**AIM:** Which lines hold the word "this"? Copy each of them from the material.

==================================================

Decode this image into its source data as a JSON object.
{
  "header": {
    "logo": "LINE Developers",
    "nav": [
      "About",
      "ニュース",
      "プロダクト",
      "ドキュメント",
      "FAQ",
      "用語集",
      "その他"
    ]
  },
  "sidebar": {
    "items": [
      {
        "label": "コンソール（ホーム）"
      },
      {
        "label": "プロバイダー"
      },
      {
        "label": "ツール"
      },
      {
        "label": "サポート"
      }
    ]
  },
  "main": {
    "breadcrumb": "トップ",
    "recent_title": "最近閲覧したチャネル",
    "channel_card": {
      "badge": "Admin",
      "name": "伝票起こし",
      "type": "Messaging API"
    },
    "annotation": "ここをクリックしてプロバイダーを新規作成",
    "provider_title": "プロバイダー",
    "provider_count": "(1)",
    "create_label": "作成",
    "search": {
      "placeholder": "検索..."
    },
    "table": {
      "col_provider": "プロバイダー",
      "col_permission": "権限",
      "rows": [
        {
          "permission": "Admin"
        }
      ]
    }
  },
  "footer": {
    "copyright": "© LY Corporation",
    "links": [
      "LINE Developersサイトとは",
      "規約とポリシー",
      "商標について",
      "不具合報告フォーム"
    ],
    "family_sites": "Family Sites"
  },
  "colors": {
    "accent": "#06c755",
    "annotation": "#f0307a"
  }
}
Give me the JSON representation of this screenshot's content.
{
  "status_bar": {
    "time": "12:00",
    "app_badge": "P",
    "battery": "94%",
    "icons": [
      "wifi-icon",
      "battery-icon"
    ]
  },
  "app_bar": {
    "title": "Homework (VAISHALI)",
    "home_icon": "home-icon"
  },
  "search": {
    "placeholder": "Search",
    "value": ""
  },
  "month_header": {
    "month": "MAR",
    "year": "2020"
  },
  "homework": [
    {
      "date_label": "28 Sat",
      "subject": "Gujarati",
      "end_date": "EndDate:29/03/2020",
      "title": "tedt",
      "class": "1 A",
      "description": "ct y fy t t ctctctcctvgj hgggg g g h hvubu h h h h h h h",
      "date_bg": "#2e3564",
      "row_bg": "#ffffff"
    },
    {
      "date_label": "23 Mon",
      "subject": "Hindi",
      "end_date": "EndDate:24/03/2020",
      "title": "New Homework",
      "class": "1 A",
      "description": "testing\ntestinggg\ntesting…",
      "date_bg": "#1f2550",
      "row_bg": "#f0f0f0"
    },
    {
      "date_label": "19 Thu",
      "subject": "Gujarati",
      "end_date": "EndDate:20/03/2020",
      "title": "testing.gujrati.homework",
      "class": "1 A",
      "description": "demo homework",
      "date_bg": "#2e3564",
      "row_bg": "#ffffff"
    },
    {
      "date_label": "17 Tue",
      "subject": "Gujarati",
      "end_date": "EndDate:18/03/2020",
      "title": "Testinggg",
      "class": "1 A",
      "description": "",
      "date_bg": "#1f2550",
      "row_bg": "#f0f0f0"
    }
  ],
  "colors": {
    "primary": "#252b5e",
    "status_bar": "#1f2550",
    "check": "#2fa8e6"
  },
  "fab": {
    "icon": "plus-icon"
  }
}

==================================================

**REPLY TO THE EXERCISE:**
Decode this image into its source data as a JSON object.
Give me the JSON representation of this screenshot's content.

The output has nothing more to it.